WORK REQUIRED |
The records that follow must be repeated verbatim, every one of them.

>> begin RECORD SET

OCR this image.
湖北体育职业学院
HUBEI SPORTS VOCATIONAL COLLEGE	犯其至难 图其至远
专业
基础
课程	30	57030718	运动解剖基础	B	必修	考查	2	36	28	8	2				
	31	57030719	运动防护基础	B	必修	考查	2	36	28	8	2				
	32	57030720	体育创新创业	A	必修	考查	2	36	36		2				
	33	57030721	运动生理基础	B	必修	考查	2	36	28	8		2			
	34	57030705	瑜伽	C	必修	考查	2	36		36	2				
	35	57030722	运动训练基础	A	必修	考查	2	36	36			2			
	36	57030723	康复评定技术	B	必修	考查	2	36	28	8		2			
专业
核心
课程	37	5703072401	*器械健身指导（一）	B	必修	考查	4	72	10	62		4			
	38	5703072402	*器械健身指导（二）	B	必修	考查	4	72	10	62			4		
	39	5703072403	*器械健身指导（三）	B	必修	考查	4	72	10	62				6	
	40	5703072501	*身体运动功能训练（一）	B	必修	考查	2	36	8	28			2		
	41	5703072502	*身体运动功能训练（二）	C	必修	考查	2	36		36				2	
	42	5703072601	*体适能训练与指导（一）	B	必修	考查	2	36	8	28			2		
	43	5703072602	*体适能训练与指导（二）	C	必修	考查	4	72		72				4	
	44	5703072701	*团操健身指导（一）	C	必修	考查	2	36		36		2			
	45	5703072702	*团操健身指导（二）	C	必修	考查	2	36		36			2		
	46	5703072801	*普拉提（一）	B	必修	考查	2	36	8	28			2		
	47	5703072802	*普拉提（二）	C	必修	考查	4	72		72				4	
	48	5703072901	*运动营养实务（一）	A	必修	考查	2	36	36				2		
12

>> end RECORD SET

SOLVED EXERCISE |
OCR this image.
湖北体育职业学院
HUBEI SPORTS VOCATIONAL COLLEGE	犯其至难 图其至远
专业
基础
课程	30	57030718	运动解剖基础	B	必修	考查	2	36	28	8	2				
	31	57030719	运动防护基础	B	必修	考查	2	36	28	8	2				
	32	57030720	体育创新创业	A	必修	考查	2	36	36		2				
	33	57030721	运动生理基础	B	必修	考查	2	36	28	8		2			
	34	57030705	瑜伽	C	必修	考查	2	36		36	2				
	35	57030722	运动训练基础	A	必修	考查	2	36	36			2			
	36	57030723	康复评定技术	B	必修	考查	2	36	28	8		2			
专业
核心
课程	37	5703072401	*器械健身指导（一）	B	必修	考查	4	72	10	62		4			
	38	5703072402	*器械健身指导（二）	B	必修	考查	4	72	10	62			4		
	39	5703072403	*器械健身指导（三）	B	必修	考查	4	72	10	62				6	
	40	5703072501	*身体运动功能训练（一）	B	必修	考查	2	36	8	28			2		
	41	5703072502	*身体运动功能训练（二）	C	必修	考查	2	36		36				2	
	42	5703072601	*体适能训练与指导（一）	B	必修	考查	2	36	8	28			2		
	43	5703072602	*体适能训练与指导（二）	C	必修	考查	4	72		72				4	
	44	5703072701	*团操健身指导（一）	C	必修	考查	2	36		36		2			
	45	5703072702	*团操健身指导（二）	C	必修	考查	2	36		36			2		
	46	5703072801	*普拉提（一）	B	必修	考查	2	36	8	28			2		
	47	5703072802	*普拉提（二）	C	必修	考查	4	72		72				4	
	48	5703072901	*运动营养实务（一）	A	必修	考查	2	36	36				2		
12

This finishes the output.